• [RECORDS SHOWN]:
++++++++

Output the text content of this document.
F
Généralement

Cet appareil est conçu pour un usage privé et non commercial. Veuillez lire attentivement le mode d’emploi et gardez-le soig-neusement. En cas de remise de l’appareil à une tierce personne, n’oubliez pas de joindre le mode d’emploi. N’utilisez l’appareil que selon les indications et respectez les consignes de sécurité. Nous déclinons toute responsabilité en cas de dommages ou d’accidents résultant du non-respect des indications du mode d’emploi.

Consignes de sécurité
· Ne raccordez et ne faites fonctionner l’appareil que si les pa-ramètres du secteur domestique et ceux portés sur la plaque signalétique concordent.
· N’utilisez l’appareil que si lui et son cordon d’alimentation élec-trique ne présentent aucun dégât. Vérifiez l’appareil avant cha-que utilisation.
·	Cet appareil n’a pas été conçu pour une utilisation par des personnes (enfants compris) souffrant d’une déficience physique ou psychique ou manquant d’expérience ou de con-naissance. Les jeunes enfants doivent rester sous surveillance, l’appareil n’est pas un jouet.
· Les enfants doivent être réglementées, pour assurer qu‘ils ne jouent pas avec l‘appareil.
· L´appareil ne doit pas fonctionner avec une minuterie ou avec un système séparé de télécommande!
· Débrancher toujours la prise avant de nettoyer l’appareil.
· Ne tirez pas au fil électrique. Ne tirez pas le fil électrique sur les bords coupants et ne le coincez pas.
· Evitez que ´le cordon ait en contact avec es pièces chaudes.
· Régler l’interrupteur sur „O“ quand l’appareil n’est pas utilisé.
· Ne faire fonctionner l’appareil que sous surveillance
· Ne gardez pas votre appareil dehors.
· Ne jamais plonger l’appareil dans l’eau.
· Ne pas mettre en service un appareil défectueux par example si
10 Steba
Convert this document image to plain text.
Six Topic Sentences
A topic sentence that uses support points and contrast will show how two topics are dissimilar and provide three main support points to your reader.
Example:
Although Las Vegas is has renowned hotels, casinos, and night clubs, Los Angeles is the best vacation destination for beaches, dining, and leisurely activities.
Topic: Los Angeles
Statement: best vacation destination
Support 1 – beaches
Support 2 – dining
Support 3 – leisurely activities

++++++++

• [INSTRUCTIONS FOR THE TASK]: Answer with a single number: the count of lines holding the word "destination".

• [WRITTEN REPLY]: 2